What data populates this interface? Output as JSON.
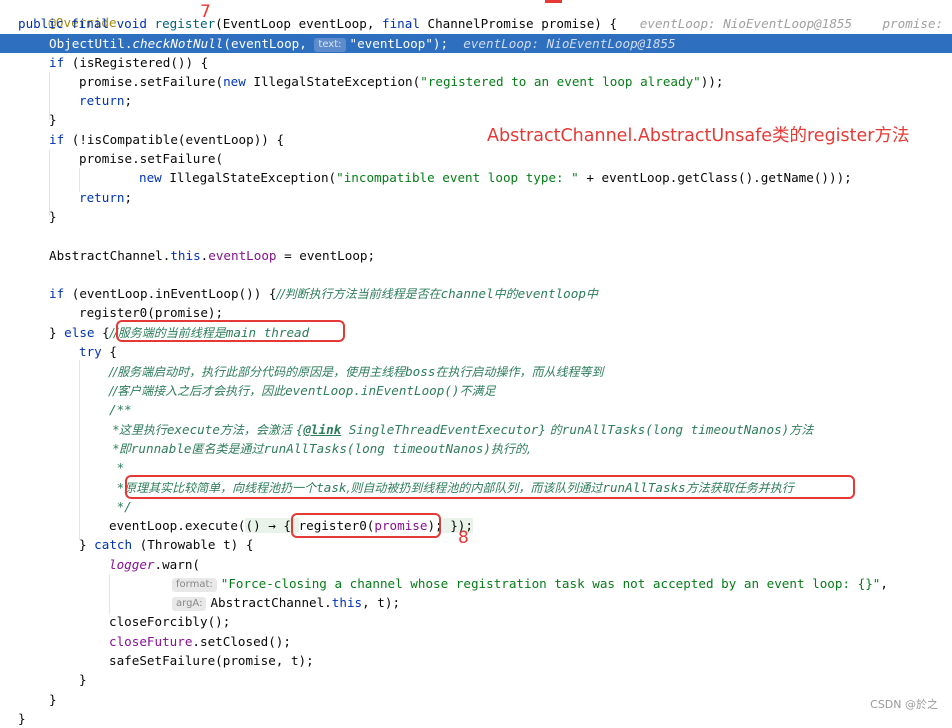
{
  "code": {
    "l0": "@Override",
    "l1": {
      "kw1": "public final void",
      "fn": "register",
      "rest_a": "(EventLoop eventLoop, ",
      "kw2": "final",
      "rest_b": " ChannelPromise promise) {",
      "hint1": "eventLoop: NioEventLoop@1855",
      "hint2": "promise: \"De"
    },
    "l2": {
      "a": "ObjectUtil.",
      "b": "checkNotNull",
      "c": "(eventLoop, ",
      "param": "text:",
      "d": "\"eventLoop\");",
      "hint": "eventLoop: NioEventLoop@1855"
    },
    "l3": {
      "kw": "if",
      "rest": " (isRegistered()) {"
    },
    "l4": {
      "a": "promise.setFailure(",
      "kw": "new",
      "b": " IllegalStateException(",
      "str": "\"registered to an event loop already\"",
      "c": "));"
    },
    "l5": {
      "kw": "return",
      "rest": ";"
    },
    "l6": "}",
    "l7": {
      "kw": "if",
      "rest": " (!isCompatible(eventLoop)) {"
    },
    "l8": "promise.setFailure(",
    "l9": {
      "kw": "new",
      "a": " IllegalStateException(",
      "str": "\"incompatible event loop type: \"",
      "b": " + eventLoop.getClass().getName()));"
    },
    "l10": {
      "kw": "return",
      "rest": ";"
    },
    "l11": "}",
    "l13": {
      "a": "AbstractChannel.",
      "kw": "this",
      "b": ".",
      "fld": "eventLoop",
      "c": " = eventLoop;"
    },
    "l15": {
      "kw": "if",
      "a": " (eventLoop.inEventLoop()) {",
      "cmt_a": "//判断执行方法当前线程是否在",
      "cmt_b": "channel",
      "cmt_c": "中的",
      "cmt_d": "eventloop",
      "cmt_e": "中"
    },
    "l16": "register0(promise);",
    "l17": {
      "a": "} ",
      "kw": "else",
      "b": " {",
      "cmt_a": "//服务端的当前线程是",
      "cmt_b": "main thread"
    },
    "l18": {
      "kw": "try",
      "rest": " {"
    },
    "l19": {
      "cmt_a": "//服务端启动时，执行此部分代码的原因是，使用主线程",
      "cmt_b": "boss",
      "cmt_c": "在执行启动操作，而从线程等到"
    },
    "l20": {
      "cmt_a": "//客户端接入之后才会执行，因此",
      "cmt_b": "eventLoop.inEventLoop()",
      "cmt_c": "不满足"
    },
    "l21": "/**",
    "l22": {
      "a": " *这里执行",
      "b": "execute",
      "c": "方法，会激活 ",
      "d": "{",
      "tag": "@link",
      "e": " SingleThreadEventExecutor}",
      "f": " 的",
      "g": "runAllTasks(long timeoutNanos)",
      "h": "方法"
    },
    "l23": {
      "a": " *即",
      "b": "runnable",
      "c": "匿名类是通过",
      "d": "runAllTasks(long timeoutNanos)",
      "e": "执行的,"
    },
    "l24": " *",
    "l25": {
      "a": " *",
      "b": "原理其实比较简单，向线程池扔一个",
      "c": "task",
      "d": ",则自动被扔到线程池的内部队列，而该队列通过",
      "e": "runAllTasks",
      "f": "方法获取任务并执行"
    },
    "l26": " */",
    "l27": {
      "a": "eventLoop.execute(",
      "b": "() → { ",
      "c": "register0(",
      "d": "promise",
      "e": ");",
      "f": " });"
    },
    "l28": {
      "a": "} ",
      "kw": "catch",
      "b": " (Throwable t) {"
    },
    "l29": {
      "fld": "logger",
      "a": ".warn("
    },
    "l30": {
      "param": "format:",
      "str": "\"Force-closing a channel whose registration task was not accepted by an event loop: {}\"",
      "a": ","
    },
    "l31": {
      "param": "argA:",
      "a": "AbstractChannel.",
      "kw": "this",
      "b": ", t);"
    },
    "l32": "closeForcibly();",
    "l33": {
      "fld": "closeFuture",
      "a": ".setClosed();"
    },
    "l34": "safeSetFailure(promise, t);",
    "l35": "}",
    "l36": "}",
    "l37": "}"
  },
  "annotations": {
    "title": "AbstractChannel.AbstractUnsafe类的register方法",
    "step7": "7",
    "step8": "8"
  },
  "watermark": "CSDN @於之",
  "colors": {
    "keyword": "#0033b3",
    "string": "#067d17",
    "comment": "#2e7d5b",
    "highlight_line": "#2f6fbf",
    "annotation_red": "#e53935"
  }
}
#####
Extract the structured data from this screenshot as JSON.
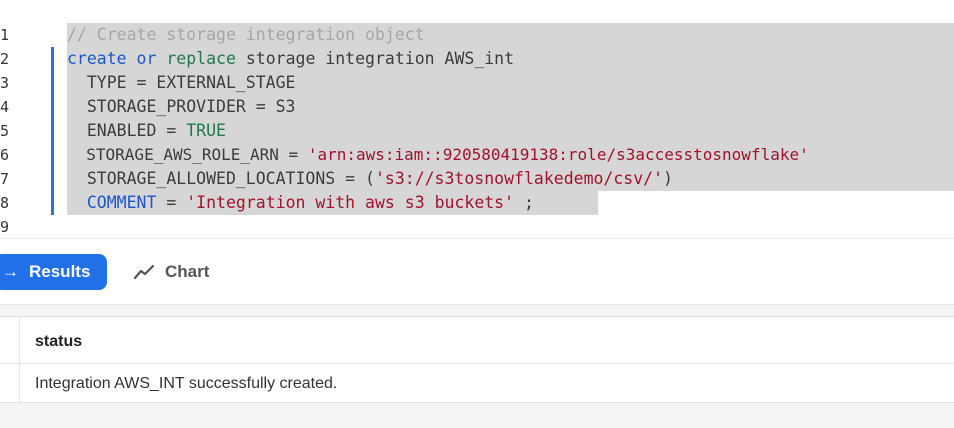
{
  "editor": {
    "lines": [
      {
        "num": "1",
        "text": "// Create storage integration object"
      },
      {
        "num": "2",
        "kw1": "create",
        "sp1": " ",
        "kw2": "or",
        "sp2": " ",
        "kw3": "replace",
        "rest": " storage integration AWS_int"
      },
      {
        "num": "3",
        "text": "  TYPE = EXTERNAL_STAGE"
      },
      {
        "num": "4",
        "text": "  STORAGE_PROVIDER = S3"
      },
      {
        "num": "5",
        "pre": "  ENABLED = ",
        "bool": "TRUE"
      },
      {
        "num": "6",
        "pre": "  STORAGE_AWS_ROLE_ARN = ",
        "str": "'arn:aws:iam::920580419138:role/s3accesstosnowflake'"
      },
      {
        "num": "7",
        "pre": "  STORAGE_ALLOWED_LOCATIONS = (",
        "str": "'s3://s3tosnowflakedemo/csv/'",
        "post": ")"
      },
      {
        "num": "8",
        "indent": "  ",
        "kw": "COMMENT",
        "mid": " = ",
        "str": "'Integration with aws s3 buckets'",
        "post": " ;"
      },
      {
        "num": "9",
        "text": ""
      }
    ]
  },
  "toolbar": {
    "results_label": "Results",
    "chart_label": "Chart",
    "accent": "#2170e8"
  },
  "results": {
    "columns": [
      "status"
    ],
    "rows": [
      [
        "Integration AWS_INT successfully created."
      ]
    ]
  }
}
#####
[Prompt] Reproduce every line from the entries that holds the word "IllegalStateException".

[Answer to the task]
      "b": " IllegalStateException(",
      "a": " IllegalStateException(",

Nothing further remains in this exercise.